---------- Given entries

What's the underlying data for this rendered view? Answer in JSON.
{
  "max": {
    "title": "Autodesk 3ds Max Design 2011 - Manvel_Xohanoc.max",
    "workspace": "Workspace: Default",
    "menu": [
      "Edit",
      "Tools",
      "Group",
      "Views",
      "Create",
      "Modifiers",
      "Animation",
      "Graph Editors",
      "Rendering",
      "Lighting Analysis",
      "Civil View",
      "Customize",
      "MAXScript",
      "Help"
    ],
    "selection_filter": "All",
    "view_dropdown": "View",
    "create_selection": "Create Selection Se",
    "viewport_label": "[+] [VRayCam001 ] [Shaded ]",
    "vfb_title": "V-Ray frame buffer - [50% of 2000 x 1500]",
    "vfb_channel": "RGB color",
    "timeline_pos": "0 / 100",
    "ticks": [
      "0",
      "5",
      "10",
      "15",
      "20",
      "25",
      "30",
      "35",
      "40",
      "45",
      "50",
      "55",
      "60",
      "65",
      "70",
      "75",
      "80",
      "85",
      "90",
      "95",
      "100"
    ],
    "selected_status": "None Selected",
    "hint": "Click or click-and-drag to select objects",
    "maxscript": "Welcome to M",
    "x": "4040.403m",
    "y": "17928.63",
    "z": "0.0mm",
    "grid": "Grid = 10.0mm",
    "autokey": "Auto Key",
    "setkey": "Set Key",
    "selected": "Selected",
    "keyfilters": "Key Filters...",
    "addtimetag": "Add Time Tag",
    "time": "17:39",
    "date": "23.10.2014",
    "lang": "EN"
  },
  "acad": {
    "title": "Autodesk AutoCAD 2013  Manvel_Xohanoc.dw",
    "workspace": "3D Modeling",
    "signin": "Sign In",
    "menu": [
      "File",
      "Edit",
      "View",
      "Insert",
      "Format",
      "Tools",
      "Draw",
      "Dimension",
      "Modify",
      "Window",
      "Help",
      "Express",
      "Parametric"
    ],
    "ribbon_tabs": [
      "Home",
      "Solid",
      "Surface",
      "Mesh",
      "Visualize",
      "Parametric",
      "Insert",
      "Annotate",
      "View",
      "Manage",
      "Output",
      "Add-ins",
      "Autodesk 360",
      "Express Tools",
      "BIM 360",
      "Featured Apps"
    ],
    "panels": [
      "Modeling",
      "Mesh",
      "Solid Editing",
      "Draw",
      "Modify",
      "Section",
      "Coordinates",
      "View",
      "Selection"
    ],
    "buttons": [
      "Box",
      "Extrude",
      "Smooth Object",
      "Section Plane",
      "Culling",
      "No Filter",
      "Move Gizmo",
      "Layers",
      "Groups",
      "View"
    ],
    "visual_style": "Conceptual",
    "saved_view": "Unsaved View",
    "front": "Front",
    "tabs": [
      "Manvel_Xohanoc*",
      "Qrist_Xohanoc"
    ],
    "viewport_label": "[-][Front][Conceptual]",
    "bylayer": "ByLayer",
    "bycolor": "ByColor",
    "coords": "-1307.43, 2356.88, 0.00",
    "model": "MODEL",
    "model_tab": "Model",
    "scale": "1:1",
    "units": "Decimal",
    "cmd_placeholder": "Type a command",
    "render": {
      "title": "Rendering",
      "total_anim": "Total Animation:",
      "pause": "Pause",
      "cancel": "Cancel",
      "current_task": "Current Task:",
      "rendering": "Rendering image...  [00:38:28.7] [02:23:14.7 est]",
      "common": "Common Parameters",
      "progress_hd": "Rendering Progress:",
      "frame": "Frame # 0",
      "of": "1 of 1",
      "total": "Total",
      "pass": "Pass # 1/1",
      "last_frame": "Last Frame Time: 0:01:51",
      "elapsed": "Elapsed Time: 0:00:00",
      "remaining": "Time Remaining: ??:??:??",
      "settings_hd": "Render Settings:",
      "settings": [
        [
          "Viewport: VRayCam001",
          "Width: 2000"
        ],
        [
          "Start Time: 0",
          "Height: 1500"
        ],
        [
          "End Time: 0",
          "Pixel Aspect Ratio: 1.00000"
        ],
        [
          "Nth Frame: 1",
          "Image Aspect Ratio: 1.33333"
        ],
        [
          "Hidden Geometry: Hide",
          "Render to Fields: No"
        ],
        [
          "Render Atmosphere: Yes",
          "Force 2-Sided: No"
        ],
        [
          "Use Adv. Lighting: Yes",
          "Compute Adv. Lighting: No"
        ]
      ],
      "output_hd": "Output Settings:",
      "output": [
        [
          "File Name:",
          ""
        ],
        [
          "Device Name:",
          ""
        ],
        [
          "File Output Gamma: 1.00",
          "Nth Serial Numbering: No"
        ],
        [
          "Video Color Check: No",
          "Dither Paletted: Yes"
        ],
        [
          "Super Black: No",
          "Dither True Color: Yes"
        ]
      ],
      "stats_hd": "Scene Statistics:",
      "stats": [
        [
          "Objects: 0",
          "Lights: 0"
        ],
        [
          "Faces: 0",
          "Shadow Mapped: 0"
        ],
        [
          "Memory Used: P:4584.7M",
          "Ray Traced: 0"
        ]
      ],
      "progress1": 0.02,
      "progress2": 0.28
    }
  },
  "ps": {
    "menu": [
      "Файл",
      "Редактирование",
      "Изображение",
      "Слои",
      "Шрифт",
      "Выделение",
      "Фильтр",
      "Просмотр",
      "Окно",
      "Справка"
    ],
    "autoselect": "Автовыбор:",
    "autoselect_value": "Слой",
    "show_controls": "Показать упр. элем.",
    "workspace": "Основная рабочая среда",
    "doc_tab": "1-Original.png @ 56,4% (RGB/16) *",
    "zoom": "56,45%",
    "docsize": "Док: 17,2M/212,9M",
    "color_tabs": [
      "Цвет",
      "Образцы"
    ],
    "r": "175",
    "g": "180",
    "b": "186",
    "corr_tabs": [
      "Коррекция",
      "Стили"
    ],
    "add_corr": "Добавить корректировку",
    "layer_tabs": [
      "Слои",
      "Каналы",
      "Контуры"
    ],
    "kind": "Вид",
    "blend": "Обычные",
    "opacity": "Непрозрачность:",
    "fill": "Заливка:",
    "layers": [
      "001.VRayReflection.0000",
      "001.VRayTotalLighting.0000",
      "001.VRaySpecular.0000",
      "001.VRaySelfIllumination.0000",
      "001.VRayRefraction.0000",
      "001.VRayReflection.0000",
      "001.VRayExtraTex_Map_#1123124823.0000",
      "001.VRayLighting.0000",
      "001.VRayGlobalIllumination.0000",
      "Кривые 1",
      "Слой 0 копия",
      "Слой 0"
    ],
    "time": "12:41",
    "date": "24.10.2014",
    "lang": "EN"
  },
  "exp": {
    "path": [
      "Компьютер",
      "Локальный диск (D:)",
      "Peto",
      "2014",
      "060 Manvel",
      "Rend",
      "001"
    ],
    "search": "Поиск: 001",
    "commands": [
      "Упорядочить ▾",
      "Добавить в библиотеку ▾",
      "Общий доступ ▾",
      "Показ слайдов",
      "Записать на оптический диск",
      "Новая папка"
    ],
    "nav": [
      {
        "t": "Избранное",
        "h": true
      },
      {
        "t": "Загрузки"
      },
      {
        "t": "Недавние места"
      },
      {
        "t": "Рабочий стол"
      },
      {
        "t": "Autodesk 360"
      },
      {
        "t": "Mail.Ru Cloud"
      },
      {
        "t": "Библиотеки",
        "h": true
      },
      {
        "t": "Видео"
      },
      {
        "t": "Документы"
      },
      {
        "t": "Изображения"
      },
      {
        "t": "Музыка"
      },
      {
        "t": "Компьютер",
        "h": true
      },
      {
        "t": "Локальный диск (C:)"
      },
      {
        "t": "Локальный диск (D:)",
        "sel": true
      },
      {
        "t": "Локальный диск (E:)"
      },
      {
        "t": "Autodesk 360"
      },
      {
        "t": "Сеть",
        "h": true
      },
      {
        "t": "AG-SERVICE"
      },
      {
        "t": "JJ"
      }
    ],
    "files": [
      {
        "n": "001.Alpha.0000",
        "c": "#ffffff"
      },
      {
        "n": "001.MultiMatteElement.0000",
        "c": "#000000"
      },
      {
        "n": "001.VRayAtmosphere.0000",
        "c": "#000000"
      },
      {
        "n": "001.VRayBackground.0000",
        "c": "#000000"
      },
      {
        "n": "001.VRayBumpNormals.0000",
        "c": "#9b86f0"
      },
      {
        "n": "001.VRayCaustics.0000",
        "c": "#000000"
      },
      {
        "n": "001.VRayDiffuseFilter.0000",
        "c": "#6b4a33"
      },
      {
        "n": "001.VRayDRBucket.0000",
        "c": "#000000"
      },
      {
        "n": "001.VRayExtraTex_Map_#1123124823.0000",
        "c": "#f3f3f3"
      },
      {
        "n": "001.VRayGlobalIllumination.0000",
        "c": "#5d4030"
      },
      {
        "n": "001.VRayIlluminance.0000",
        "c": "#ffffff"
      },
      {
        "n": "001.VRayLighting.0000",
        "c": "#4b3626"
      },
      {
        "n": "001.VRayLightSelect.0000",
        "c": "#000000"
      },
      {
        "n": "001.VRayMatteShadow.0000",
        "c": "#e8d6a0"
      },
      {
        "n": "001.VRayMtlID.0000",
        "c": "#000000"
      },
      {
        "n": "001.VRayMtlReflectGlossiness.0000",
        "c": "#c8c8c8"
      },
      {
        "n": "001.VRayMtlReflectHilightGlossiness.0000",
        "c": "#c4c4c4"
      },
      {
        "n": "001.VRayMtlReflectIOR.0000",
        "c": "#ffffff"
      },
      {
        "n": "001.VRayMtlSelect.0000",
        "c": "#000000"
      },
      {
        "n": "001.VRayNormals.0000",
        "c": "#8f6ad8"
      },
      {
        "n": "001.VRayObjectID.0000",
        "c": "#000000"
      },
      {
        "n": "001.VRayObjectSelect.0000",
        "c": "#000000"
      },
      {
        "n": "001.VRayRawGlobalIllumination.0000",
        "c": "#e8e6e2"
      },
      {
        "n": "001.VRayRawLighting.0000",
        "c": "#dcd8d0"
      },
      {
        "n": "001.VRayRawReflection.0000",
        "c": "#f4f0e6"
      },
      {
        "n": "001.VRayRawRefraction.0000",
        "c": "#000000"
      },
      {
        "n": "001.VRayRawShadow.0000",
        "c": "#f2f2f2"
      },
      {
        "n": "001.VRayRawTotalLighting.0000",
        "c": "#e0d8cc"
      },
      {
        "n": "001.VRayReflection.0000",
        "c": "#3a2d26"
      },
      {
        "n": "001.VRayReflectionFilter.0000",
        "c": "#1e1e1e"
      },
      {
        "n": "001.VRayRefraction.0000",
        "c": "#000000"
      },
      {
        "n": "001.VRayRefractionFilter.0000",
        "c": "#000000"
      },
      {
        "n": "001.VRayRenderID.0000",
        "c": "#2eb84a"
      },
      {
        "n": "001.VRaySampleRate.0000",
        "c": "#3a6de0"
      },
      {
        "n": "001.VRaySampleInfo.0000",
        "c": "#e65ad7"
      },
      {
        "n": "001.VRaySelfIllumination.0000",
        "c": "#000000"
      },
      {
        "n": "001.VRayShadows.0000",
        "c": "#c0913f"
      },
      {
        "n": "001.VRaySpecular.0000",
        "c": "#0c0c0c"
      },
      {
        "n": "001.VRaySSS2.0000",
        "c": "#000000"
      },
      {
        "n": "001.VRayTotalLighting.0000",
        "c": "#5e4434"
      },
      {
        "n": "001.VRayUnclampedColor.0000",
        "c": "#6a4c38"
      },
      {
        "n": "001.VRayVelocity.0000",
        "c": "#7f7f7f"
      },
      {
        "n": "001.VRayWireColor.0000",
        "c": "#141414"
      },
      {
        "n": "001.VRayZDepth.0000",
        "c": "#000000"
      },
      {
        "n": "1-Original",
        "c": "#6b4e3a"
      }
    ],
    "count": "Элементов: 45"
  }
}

--------------------

**Requirements**
From the records above, report the count of lines containing "VRayGlobalIllumination" and nothing more.

**Answer below**
2